» Stated exercise
Look for the string "Minecraft" in every line, and copy each line that has it.

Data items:
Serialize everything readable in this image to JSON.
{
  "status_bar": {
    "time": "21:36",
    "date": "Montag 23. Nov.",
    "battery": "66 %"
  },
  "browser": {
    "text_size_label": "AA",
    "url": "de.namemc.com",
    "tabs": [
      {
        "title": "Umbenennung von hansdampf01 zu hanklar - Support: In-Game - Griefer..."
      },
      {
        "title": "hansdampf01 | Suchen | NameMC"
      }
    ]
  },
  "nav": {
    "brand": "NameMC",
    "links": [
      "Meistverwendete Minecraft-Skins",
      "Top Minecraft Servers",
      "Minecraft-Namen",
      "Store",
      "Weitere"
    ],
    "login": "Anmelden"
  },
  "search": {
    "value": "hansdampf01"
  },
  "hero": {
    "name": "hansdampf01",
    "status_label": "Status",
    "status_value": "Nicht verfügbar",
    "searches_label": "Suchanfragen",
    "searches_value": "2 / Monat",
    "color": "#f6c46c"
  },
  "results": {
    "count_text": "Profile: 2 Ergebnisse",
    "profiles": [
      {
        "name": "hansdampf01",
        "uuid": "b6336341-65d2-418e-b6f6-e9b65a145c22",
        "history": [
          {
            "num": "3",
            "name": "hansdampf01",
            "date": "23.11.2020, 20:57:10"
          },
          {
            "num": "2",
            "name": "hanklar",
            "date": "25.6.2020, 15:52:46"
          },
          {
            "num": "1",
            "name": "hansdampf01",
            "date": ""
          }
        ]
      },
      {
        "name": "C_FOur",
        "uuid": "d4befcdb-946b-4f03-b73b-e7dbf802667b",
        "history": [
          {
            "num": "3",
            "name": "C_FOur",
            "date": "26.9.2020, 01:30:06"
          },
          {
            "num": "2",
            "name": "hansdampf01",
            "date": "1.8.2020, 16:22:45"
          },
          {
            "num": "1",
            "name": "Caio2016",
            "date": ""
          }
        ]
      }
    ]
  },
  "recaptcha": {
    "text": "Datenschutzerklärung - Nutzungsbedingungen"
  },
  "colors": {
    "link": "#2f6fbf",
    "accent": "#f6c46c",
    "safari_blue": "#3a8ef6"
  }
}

» Response for this exercise
      "Meistverwendete Minecraft-Skins",
      "Top Minecraft Servers",
      "Minecraft-Namen",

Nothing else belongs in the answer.